***** Dataset rows *****

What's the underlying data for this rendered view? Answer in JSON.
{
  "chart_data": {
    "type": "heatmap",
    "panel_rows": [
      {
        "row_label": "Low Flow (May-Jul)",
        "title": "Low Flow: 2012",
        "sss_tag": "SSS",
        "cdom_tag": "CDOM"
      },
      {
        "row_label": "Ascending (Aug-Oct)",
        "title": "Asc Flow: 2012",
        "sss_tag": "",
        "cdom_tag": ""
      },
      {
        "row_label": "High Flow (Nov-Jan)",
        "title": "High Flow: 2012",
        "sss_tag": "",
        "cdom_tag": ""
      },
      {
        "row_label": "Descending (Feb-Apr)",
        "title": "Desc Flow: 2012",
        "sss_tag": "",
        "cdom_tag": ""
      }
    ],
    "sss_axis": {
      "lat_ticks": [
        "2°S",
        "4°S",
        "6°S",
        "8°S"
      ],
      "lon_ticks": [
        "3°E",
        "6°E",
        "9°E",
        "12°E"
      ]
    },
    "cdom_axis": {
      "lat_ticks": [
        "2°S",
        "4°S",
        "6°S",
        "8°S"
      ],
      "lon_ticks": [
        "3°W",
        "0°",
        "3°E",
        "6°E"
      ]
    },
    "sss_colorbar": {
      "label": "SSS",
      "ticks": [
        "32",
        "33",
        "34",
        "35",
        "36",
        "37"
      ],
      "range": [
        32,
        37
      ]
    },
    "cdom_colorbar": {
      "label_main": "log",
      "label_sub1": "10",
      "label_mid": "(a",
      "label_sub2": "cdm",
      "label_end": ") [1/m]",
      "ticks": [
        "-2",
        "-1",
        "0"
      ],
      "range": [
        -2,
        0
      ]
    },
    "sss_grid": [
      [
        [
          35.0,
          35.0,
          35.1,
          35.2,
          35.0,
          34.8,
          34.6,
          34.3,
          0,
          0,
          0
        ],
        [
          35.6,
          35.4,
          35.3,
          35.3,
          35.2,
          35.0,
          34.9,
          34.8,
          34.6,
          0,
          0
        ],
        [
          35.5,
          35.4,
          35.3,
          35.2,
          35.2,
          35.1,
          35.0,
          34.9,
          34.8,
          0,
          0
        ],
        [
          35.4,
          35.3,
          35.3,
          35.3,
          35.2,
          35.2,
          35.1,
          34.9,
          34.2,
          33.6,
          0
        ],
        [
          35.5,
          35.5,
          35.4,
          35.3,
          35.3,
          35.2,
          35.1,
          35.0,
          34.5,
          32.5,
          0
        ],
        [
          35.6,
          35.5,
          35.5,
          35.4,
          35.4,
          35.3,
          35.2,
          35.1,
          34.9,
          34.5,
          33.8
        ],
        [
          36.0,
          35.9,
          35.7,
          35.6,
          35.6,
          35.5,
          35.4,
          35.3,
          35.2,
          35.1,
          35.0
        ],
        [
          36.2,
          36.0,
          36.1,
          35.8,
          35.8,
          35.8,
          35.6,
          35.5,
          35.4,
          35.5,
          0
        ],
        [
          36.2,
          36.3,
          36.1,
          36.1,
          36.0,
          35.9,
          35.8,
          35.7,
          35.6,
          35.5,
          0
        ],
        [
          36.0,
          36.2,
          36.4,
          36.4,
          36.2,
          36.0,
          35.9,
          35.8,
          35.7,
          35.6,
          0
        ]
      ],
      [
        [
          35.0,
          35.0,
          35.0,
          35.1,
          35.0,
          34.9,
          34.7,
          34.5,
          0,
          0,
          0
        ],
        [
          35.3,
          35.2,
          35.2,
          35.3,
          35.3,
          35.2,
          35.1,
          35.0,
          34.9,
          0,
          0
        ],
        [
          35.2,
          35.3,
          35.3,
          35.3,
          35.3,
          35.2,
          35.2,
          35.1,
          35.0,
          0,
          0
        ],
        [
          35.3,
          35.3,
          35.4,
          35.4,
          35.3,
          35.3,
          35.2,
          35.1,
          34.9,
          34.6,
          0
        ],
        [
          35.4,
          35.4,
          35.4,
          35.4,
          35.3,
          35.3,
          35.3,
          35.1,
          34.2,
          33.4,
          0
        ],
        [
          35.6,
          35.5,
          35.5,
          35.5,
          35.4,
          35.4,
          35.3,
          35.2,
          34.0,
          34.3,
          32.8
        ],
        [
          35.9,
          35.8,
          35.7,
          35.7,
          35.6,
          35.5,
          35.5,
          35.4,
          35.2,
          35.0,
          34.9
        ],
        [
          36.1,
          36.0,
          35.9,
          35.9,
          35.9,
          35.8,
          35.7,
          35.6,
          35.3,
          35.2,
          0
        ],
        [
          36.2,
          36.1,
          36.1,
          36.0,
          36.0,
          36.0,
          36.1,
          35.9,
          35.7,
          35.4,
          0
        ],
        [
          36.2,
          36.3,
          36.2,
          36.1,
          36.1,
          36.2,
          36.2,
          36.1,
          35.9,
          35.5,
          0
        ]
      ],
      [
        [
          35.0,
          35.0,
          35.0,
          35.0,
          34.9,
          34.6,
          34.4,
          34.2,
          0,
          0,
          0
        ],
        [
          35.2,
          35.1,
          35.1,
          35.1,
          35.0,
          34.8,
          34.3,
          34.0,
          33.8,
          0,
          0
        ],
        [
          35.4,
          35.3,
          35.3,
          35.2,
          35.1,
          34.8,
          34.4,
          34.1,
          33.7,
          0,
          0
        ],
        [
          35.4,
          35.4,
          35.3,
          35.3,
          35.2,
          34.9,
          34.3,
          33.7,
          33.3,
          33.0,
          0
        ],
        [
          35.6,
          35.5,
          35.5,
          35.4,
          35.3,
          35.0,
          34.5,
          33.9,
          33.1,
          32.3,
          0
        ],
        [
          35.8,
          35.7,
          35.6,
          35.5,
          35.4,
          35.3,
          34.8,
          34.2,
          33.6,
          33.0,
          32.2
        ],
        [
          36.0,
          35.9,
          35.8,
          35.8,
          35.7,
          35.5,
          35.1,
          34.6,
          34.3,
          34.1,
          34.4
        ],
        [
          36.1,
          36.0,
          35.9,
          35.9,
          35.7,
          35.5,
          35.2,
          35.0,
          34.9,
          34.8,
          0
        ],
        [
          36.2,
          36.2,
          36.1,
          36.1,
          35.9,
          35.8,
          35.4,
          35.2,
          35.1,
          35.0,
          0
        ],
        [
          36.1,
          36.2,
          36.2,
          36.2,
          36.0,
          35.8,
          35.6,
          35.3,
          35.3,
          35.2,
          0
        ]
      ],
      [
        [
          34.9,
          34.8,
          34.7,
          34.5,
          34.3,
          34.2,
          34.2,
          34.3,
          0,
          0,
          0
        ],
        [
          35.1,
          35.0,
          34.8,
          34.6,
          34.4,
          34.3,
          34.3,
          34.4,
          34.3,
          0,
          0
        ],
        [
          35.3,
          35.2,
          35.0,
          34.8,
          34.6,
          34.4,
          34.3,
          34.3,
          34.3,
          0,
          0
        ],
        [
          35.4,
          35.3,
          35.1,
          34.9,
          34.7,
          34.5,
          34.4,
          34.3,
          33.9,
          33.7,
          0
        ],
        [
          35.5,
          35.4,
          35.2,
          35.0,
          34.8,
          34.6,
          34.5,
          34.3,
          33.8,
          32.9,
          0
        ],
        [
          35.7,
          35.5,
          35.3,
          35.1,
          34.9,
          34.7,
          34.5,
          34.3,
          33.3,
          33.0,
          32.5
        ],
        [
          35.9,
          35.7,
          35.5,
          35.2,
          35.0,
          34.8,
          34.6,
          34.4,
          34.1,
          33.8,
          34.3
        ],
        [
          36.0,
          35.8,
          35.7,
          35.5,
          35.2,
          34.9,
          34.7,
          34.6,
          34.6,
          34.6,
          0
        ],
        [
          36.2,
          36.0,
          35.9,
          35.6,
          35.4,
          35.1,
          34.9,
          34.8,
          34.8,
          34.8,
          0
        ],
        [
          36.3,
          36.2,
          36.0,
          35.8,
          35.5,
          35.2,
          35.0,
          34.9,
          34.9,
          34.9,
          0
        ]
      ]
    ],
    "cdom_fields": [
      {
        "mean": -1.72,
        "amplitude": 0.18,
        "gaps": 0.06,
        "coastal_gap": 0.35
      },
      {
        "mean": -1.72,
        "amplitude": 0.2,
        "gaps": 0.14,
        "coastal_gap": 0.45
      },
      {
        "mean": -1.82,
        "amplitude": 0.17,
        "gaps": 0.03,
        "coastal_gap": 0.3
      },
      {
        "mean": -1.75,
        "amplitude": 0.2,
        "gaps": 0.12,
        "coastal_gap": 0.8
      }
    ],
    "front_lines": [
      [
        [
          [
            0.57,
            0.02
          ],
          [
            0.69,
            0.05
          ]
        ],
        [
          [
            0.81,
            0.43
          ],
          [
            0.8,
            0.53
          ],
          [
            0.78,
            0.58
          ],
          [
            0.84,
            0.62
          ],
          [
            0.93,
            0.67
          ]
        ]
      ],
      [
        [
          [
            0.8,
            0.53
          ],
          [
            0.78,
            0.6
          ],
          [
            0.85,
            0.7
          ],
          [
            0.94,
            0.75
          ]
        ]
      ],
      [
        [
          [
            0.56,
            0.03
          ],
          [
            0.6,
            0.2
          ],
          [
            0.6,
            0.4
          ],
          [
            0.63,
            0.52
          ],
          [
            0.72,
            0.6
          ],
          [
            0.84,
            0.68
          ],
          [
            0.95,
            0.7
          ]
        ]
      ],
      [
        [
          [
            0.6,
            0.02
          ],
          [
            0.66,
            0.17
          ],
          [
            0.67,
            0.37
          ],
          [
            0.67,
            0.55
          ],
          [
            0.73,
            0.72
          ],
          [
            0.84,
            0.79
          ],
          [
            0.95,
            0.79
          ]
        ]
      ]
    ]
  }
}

*****

▶ **Stated exercise**: Copy out each line of the material that holds the word "Flow".

▶ **Full response**:
        "row_label": "Low Flow (May-Jul)",
        "title": "Low Flow: 2012",
        "title": "Asc Flow: 2012",
        "row_label": "High Flow (Nov-Jan)",
        "title": "High Flow: 2012",
        "title": "Desc Flow: 2012",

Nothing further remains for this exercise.